§ **TEXTAUSSCHNITT**

━━━━━━━━━━━━━━━━━━━━━━━━━━━━━━

Als bei der Hardline in Wales dieses Jahr das neue Feature vorgestellt wurde, gingen die Meinungen von Begeisterung zu Wahnsinn: Eine riesige, 20 Meter lange Gap, über den die Fahrer über eine Rampe geschossen werden. Schnell wird klar: Das kann ernsthafte Konsequenzen haben. Und tatsächlich: Bei einem Trainings-Run stürzte Fahrer Jim Monro im Training schwer. Es grenzt an ein Wunder, dass er sich nicht mehr als eine Gehirnerschütterung zugezogen hat. Ein Raunen, Schock und viel Kritik an der Veranstaltung ging durch die sozialen Netzwerke, schließlich wurde die River Gap aus dem Rennen gestrichen. Doch die Faszination, was auf zwei Rädern möglich ist, bleibt. Das beweisen auch die abertausenden Zuschauer*innen bei der legendären Red Bull Rampage, dem wohl gefährlichsten und krassesten MTB-Event überhaupt.

Auch auf Instagram wird Risikobereitschaft belohnt. Die Videos mit den höchsten, gefährlichsten Sprüngen und Stürze bringen nämlich natürlich mehr Klicks und Views als die gediegene Fahrt auf dem Flowtrail.

Kritik nach dem Cross-Country-Weltcup Rennen in Crans-Montana (CH)

━━━━━━━━━━━━━━━━━━━━━━━━━━━━━━

§ **DATENSATZ**
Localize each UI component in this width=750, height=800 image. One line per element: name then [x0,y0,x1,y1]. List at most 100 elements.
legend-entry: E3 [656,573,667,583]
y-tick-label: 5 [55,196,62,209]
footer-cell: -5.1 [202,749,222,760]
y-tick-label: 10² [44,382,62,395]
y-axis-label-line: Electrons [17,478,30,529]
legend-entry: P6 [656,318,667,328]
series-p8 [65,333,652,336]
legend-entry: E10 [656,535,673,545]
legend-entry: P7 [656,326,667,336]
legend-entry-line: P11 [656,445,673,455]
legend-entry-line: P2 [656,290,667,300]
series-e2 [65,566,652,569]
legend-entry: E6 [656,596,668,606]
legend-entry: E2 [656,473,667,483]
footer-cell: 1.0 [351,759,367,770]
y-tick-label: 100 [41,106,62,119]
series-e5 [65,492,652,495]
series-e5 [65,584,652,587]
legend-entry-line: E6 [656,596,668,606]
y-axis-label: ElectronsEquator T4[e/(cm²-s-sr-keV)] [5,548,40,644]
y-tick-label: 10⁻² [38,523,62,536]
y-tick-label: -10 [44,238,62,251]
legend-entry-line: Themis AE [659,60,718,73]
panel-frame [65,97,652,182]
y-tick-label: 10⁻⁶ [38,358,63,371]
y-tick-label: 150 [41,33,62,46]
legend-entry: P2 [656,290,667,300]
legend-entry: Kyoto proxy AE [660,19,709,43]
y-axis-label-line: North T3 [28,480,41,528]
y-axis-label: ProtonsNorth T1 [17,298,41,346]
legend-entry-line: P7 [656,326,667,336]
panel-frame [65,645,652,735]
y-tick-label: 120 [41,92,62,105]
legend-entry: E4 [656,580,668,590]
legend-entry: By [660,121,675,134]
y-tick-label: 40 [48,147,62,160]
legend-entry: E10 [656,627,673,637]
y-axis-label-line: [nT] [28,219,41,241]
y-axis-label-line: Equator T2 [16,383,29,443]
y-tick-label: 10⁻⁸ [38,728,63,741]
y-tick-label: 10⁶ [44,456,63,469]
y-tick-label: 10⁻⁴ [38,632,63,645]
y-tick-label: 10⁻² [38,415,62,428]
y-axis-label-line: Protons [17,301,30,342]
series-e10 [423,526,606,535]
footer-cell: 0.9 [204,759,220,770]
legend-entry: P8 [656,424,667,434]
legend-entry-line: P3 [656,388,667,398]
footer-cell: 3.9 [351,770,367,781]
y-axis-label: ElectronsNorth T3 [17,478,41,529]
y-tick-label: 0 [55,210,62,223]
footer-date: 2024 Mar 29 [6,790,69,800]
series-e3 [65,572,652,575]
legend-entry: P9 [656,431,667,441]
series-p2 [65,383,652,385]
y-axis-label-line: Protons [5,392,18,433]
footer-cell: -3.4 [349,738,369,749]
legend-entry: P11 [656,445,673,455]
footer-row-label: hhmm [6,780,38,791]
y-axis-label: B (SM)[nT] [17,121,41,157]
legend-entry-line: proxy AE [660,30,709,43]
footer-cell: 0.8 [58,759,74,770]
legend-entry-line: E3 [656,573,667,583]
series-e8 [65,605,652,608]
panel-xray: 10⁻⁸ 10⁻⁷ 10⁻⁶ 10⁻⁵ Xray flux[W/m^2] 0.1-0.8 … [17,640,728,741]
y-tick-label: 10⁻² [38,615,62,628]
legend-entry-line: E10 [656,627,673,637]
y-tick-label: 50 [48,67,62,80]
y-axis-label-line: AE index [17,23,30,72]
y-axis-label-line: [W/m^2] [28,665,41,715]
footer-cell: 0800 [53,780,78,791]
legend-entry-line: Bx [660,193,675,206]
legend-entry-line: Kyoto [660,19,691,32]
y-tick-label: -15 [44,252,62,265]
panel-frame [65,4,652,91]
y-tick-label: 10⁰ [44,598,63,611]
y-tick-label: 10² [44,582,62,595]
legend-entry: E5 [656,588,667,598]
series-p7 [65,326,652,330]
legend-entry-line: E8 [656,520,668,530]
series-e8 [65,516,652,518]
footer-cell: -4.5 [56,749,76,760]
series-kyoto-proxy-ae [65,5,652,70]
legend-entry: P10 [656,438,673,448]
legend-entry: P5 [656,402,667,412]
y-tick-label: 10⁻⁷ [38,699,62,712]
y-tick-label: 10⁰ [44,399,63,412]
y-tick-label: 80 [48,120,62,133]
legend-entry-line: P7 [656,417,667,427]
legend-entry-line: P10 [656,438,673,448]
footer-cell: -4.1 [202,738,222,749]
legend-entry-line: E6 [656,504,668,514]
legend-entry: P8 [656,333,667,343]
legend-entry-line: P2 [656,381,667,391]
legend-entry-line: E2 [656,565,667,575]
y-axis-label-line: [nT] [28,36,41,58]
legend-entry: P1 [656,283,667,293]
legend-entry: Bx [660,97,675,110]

━━━━━━━━━━━━━━━━━━━━━━━━━━━━━━

§ **ZIEL**
Fasse den Absatz des Textausschnitts, der mit „Als bei der Hardline in Wales“ beginnt, als knappe Stichpunktliste zusammen und behalte seine wesentlichen Fakten bei. Stütze dich ausschließlich auf den Textausschnitt.

§ **MUSTERLÖSUNG**
- Bei der Hardline in Wales wurde dieses Jahr ein neues Feature vorgestellt: eine 20 Meter lange Gap, über die die Fahrer per Rampe geschossen werden.
- Die Meinungen reichten von Begeisterung bis Wahnsinn, und die Gefahr ernster Konsequenzen war schnell klar.
- Jim Monro stürzte im Training schwer, zog sich aber nicht mehr als eine Gehirnerschütterung zu.
- In den sozialen Netzwerken folgten Schock und viel Kritik an der Veranstaltung, und die River Gap wurde aus dem Rennen gestrichen.
- Die Faszination für das auf zwei Rädern Mögliche bleibt. Das zeigen die abertausenden Zuschauer*innen der Red Bull Rampage, des wohl gefährlichsten MTB-Events.